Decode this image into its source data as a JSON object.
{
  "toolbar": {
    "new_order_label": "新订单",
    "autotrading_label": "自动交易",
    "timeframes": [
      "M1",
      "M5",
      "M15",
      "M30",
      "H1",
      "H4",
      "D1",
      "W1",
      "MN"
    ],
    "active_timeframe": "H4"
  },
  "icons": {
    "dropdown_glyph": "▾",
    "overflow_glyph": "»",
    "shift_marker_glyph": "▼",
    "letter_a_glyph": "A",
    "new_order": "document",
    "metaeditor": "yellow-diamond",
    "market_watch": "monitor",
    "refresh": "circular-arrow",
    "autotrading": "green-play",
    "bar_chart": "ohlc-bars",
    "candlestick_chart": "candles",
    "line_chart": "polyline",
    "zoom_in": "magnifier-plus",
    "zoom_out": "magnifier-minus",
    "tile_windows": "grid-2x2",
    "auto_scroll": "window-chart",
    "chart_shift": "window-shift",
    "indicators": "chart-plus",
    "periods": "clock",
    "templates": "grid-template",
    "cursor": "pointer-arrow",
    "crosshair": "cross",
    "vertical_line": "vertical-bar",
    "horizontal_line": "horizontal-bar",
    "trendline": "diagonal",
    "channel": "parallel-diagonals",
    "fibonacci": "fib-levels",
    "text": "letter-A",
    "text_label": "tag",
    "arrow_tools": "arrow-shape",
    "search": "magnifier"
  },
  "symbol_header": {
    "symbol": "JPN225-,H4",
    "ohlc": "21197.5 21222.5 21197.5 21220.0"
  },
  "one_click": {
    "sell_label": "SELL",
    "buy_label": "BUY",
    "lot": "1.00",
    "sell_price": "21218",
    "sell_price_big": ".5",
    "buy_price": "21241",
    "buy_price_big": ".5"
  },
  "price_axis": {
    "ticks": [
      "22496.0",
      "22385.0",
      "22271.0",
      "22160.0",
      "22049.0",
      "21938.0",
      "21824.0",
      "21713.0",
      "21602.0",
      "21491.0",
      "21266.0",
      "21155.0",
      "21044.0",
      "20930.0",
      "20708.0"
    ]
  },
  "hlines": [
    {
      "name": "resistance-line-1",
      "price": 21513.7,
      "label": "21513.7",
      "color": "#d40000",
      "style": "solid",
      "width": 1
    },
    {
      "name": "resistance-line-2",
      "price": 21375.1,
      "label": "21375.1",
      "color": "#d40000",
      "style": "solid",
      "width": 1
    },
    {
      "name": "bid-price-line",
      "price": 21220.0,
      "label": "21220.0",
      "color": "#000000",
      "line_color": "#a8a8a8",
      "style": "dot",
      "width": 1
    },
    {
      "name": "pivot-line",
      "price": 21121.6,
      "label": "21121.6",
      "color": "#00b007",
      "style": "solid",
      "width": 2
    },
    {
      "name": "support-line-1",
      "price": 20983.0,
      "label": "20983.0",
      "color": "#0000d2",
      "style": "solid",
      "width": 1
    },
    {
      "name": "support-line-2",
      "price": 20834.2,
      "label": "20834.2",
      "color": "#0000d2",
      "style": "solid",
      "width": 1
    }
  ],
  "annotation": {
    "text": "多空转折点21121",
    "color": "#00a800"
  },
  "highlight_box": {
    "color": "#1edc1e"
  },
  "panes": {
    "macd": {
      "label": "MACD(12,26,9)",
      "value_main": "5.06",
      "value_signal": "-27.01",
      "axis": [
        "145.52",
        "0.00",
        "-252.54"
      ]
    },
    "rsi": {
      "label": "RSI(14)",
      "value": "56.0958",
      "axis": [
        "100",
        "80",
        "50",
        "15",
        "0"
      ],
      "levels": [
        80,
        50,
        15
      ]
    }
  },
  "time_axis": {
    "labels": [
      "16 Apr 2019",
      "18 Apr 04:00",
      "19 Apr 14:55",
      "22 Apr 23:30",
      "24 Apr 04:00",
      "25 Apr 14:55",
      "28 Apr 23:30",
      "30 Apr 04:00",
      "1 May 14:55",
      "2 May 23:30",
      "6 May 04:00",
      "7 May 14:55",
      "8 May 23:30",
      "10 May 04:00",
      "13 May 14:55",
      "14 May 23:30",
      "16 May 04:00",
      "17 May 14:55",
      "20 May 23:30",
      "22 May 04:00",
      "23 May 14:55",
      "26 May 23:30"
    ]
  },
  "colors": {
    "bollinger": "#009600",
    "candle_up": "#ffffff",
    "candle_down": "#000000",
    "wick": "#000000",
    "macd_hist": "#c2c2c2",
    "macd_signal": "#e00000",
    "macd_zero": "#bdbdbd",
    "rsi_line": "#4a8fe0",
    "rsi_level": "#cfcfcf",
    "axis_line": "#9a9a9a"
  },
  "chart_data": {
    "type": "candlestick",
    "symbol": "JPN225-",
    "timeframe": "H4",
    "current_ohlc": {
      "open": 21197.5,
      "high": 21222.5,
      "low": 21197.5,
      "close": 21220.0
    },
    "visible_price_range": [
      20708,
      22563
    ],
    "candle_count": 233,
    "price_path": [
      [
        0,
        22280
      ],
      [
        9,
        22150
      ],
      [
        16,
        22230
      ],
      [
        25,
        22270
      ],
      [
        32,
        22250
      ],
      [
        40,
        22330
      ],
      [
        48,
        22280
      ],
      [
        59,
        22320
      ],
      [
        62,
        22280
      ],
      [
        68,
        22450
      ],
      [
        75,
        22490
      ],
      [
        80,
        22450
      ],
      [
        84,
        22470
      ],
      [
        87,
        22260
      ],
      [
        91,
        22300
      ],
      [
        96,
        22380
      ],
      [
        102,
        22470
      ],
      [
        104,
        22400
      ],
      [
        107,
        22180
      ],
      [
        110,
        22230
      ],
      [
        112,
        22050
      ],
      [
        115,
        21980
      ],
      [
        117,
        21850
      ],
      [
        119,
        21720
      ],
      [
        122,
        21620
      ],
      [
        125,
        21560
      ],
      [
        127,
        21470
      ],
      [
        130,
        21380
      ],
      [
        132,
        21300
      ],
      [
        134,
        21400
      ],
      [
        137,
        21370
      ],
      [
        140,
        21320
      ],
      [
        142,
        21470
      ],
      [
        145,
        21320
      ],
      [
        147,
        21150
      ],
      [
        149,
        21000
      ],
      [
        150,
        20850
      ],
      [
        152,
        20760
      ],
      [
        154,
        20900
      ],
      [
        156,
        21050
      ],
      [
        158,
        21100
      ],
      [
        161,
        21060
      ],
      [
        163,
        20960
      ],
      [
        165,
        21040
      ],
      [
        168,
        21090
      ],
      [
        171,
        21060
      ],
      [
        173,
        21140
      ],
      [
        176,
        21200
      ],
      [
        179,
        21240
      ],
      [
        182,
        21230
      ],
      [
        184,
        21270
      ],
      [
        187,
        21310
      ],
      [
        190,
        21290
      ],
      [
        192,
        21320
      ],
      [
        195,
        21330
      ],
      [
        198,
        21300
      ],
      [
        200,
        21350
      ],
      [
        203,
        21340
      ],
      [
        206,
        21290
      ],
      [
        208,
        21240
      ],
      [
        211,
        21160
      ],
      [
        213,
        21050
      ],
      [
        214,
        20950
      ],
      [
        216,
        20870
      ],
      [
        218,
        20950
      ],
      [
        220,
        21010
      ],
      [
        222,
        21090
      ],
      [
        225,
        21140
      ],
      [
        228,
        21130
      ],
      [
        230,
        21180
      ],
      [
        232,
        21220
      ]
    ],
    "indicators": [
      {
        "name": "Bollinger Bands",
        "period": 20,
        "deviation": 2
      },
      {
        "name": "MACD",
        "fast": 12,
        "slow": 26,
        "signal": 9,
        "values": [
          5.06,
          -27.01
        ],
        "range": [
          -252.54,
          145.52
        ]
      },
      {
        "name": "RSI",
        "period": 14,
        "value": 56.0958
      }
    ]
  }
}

---*---

Write out the material from the first line to the last, exactly.

Decode this image into its source data as a JSON object.
{
  "toolbar": {
    "new_order_label": "新订单",
    "autotrading_label": "自动交易",
    "timeframes": [
      "M1",
      "M5",
      "M15",
      "M30",
      "H1",
      "H4",
      "D1",
      "W1",
      "MN"
    ],
    "active_timeframe": "H4"
  },
  "icons": {
    "dropdown_glyph": "▾",
    "overflow_glyph": "»",
    "shift_marker_glyph": "▼",
    "letter_a_glyph": "A",
    "new_order": "document",
    "metaeditor": "yellow-diamond",
    "market_watch": "monitor",
    "refresh": "circular-arrow",
    "autotrading": "green-play",
    "bar_chart": "ohlc-bars",
    "candlestick_chart": "candles",
    "line_chart": "polyline",
    "zoom_in": "magnifier-plus",
    "zoom_out": "magnifier-minus",
    "tile_windows": "grid-2x2",
    "auto_scroll": "window-chart",
    "chart_shift": "window-shift",
    "indicators": "chart-plus",
    "periods": "clock",
    "templates": "grid-template",
    "cursor": "pointer-arrow",
    "crosshair": "cross",
    "vertical_line": "vertical-bar",
    "horizontal_line": "horizontal-bar",
    "trendline": "diagonal",
    "channel": "parallel-diagonals",
    "fibonacci": "fib-levels",
    "text": "letter-A",
    "text_label": "tag",
    "arrow_tools": "arrow-shape",
    "search": "magnifier"
  },
  "symbol_header": {
    "symbol": "JPN225-,H4",
    "ohlc": "21197.5 21222.5 21197.5 21220.0"
  },
  "one_click": {
    "sell_label": "SELL",
    "buy_label": "BUY",
    "lot": "1.00",
    "sell_price": "21218",
    "sell_price_big": ".5",
    "buy_price": "21241",
    "buy_price_big": ".5"
  },
  "price_axis": {
    "ticks": [
      "22496.0",
      "22385.0",
      "22271.0",
      "22160.0",
      "22049.0",
      "21938.0",
      "21824.0",
      "21713.0",
      "21602.0",
      "21491.0",
      "21266.0",
      "21155.0",
      "21044.0",
      "20930.0",
      "20708.0"
    ]
  },
  "hlines": [
    {
      "name": "resistance-line-1",
      "price": 21513.7,
      "label": "21513.7",
      "color": "#d40000",
      "style": "solid",
      "width": 1
    },
    {
      "name": "resistance-line-2",
      "price": 21375.1,
      "label": "21375.1",
      "color": "#d40000",
      "style": "solid",
      "width": 1
    },
    {
      "name": "bid-price-line",
      "price": 21220.0,
      "label": "21220.0",
      "color": "#000000",
      "line_color": "#a8a8a8",
      "style": "dot",
      "width": 1
    },
    {
      "name": "pivot-line",
      "price": 21121.6,
      "label": "21121.6",
      "color": "#00b007",
      "style": "solid",
      "width": 2
    },
    {
      "name": "support-line-1",
      "price": 20983.0,
      "label": "20983.0",
      "color": "#0000d2",
      "style": "solid",
      "width": 1
    },
    {
      "name": "support-line-2",
      "price": 20834.2,
      "label": "20834.2",
      "color": "#0000d2",
      "style": "solid",
      "width": 1
    }
  ],
  "annotation": {
    "text": "多空转折点21121",
    "color": "#00a800"
  },
  "highlight_box": {
    "color": "#1edc1e"
  },
  "panes": {
    "macd": {
      "label": "MACD(12,26,9)",
      "value_main": "5.06",
      "value_signal": "-27.01",
      "axis": [
        "145.52",
        "0.00",
        "-252.54"
      ]
    },
    "rsi": {
      "label": "RSI(14)",
      "value": "56.0958",
      "axis": [
        "100",
        "80",
        "50",
        "15",
        "0"
      ],
      "levels": [
        80,
        50,
        15
      ]
    }
  },
  "time_axis": {
    "labels": [
      "16 Apr 2019",
      "18 Apr 04:00",
      "19 Apr 14:55",
      "22 Apr 23:30",
      "24 Apr 04:00",
      "25 Apr 14:55",
      "28 Apr 23:30",
      "30 Apr 04:00",
      "1 May 14:55",
      "2 May 23:30",
      "6 May 04:00",
      "7 May 14:55",
      "8 May 23:30",
      "10 May 04:00",
      "13 May 14:55",
      "14 May 23:30",
      "16 May 04:00",
      "17 May 14:55",
      "20 May 23:30",
      "22 May 04:00",
      "23 May 14:55",
      "26 May 23:30"
    ]
  },
  "colors": {
    "bollinger": "#009600",
    "candle_up": "#ffffff",
    "candle_down": "#000000",
    "wick": "#000000",
    "macd_hist": "#c2c2c2",
    "macd_signal": "#e00000",
    "macd_zero": "#bdbdbd",
    "rsi_line": "#4a8fe0",
    "rsi_level": "#cfcfcf",
    "axis_line": "#9a9a9a"
  },
  "chart_data": {
    "type": "candlestick",
    "symbol": "JPN225-",
    "timeframe": "H4",
    "current_ohlc": {
      "open": 21197.5,
      "high": 21222.5,
      "low": 21197.5,
      "close": 21220.0
    },
    "visible_price_range": [
      20708,
      22563
    ],
    "candle_count": 233,
    "price_path": [
      [
        0,
        22280
      ],
      [
        9,
        22150
      ],
      [
        16,
        22230
      ],
      [
        25,
        22270
      ],
      [
        32,
        22250
      ],
      [
        40,
        22330
      ],
      [
        48,
        22280
      ],
      [
        59,
        22320
      ],
      [
        62,
        22280
      ],
      [
        68,
        22450
      ],
      [
        75,
        22490
      ],
      [
        80,
        22450
      ],
      [
        84,
        22470
      ],
      [
        87,
        22260
      ],
      [
        91,
        22300
      ],
      [
        96,
        22380
      ],
      [
        102,
        22470
      ],
      [
        104,
        22400
      ],
      [
        107,
        22180
      ],
      [
        110,
        22230
      ],
      [
        112,
        22050
      ],
      [
        115,
        21980
      ],
      [
        117,
        21850
      ],
      [
        119,
        21720
      ],
      [
        122,
        21620
      ],
      [
        125,
        21560
      ],
      [
        127,
        21470
      ],
      [
        130,
        21380
      ],
      [
        132,
        21300
      ],
      [
        134,
        21400
      ],
      [
        137,
        21370
      ],
      [
        140,
        21320
      ],
      [
        142,
        21470
      ],
      [
        145,
        21320
      ],
      [
        147,
        21150
      ],
      [
        149,
        21000
      ],
      [
        150,
        20850
      ],
      [
        152,
        20760
      ],
      [
        154,
        20900
      ],
      [
        156,
        21050
      ],
      [
        158,
        21100
      ],
      [
        161,
        21060
      ],
      [
        163,
        20960
      ],
      [
        165,
        21040
      ],
      [
        168,
        21090
      ],
      [
        171,
        21060
      ],
      [
        173,
        21140
      ],
      [
        176,
        21200
      ],
      [
        179,
        21240
      ],
      [
        182,
        21230
      ],
      [
        184,
        21270
      ],
      [
        187,
        21310
      ],
      [
        190,
        21290
      ],
      [
        192,
        21320
      ],
      [
        195,
        21330
      ],
      [
        198,
        21300
      ],
      [
        200,
        21350
      ],
      [
        203,
        21340
      ],
      [
        206,
        21290
      ],
      [
        208,
        21240
      ],
      [
        211,
        21160
      ],
      [
        213,
        21050
      ],
      [
        214,
        20950
      ],
      [
        216,
        20870
      ],
      [
        218,
        20950
      ],
      [
        220,
        21010
      ],
      [
        222,
        21090
      ],
      [
        225,
        21140
      ],
      [
        228,
        21130
      ],
      [
        230,
        21180
      ],
      [
        232,
        21220
      ]
    ],
    "indicators": [
      {
        "name": "Bollinger Bands",
        "period": 20,
        "deviation": 2
      },
      {
        "name": "MACD",
        "fast": 12,
        "slow": 26,
        "signal": 9,
        "values": [
          5.06,
          -27.01
        ],
        "range": [
          -252.54,
          145.52
        ]
      },
      {
        "name": "RSI",
        "period": 14,
        "value": 56.0958
      }
    ]
  }
}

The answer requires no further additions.